### Given task A
Answer these questions about the Burns Building history below:
(i) What is 3rd Street called now?
(ii) When was ground broken for the Burns Building?
(iii) What kind of store did Marsh & Co. open in the building's east room?
### Given task B
Filter the rows below and copy out every line that contains the word "grudnia". Case counts.

### Selected extract
----------

Tour the Town – Burns Building

Tour the Town, Part 3 – The Northeast Side of Third Street Between Missouri and Cherokee Avenues, Claremore, Oklahoma. Read Part 1 or Part 2.

3rd-street-claremore-looking-east-missouri-electricity-edited-cr-003

 3rd Street (now Will Rogers Boulevard) and Missouri Avenue looking east. Left: Wilson & Sons Hardware (Eaton Building), Bayless-Chambers- Forest Building next, Burns Building, Loomis building. Source: Private Collection, used with permission.

The Burns Building (lot 10)

Callie” Burns, of Nowata, wife of Prof. J.A. Burns and the daughter of G.W. Eaton[i] developed the Burns Building property to the east of the Chambers buildings, which housed the Laderer-Davis Clothing Company. Mrs. Eaton – Burns’ land was the 32 feet lot “intervening between Mr. Loomis’ lots and the Forest building, and it is understood that she will join in the building, making two rooms, which are already leased.”[ii] Ground was broken February 1906. The Burns building would be two stories high and 100 feet deep.[iii] “G.B. Austin, of Bolivar, Mo., rented of Mrs. J.A. Burns, one of the new store buildings next to Laderer-Davis Clothing Store” to “open up a confectionary store therein.”[iv] Marsh & Co., of Bolivar, Missouri, “rented the east room of the new Burns building” for its grocery store. “This room adjoins the one rented by Mr. Austin.”[v]

The Loomis Building (lots 8 & 9)

----------

[Element location data]
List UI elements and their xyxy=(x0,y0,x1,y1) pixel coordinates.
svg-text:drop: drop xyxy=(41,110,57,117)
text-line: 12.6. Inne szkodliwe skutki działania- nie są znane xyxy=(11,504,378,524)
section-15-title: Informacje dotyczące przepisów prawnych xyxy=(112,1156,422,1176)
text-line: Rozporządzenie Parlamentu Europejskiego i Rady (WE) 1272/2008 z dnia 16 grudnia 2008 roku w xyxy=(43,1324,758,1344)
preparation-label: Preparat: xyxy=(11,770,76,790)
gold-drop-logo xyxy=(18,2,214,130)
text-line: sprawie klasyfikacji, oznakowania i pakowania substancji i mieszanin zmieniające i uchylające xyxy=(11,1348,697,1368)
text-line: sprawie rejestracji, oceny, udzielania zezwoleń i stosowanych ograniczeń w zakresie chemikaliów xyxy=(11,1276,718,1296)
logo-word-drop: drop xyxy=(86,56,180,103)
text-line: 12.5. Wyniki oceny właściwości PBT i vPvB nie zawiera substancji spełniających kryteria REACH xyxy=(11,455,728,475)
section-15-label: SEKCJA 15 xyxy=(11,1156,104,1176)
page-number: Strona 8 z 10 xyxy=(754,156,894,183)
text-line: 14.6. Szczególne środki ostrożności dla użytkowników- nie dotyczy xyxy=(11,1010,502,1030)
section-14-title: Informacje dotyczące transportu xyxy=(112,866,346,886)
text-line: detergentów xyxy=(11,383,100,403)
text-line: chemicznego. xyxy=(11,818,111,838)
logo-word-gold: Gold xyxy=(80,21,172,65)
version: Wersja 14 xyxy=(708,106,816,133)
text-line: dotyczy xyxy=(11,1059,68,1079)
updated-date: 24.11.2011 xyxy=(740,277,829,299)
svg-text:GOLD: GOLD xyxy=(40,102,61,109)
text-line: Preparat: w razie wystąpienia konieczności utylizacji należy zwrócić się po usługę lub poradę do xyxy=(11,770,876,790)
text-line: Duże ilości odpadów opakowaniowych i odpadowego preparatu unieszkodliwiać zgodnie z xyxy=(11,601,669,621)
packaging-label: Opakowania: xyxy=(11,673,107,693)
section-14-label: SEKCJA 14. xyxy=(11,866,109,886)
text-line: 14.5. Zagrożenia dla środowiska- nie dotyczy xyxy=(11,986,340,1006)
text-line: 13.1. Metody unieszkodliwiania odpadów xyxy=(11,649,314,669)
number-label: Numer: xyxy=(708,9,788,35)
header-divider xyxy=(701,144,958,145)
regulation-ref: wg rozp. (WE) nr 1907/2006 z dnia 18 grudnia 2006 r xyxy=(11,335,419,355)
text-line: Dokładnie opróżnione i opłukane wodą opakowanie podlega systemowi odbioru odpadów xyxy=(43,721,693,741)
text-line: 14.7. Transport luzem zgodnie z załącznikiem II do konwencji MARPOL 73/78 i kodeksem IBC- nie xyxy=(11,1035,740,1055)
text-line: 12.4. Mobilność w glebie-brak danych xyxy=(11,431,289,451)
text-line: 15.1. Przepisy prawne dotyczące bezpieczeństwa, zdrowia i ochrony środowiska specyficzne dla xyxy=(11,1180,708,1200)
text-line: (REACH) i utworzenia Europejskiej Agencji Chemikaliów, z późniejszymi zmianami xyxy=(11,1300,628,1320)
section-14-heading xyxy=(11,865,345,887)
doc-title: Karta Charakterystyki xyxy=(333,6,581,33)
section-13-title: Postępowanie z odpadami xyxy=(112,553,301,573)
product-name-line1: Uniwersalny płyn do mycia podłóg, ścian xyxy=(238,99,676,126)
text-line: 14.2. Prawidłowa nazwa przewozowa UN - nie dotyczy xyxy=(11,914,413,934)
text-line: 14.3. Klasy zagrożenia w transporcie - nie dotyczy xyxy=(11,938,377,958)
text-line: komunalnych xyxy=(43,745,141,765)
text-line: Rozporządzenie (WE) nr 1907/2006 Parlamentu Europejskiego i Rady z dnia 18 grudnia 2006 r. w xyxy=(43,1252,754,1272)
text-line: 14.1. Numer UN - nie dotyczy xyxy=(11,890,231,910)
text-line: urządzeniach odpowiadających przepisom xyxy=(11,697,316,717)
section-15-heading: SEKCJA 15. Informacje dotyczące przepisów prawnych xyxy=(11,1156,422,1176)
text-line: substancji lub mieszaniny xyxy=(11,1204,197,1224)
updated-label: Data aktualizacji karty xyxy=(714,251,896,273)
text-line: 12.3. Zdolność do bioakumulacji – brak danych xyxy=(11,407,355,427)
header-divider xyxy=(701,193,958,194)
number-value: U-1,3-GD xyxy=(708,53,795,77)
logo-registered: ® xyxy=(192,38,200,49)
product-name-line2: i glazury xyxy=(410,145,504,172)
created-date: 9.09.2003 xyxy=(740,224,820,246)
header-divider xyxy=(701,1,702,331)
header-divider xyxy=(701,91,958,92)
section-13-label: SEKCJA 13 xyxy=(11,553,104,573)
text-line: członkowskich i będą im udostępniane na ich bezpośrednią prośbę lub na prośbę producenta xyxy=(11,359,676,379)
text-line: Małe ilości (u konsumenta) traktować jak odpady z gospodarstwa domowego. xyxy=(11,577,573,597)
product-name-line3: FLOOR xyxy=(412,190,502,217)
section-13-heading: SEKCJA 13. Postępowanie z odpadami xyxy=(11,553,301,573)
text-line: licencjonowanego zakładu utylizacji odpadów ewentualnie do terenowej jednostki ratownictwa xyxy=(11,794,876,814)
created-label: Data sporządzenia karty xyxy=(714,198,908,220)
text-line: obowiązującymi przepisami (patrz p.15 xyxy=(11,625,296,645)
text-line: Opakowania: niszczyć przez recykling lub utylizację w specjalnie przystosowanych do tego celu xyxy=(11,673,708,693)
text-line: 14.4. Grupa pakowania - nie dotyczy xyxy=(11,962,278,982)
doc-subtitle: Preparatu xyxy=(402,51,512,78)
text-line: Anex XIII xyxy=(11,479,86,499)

----------

### Full solution A
(i) Will Rogers Boulevard
(ii) February 1906
(iii) A grocery store

### Full solution B
text-line: Rozporządzenie Parlamentu Europejskiego i Rady (WE) 1272/2008 z dnia 16 grudnia 2008 roku w xyxy=(43,1324,758,1344)
regulation-ref: wg rozp. (WE) nr 1907/2006 z dnia 18 grudnia 2006 r xyxy=(11,335,419,355)
text-line: Rozporządzenie (WE) nr 1907/2006 Parlamentu Europejskiego i Rady z dnia 18 grudnia 2006 r. w xyxy=(43,1252,754,1272)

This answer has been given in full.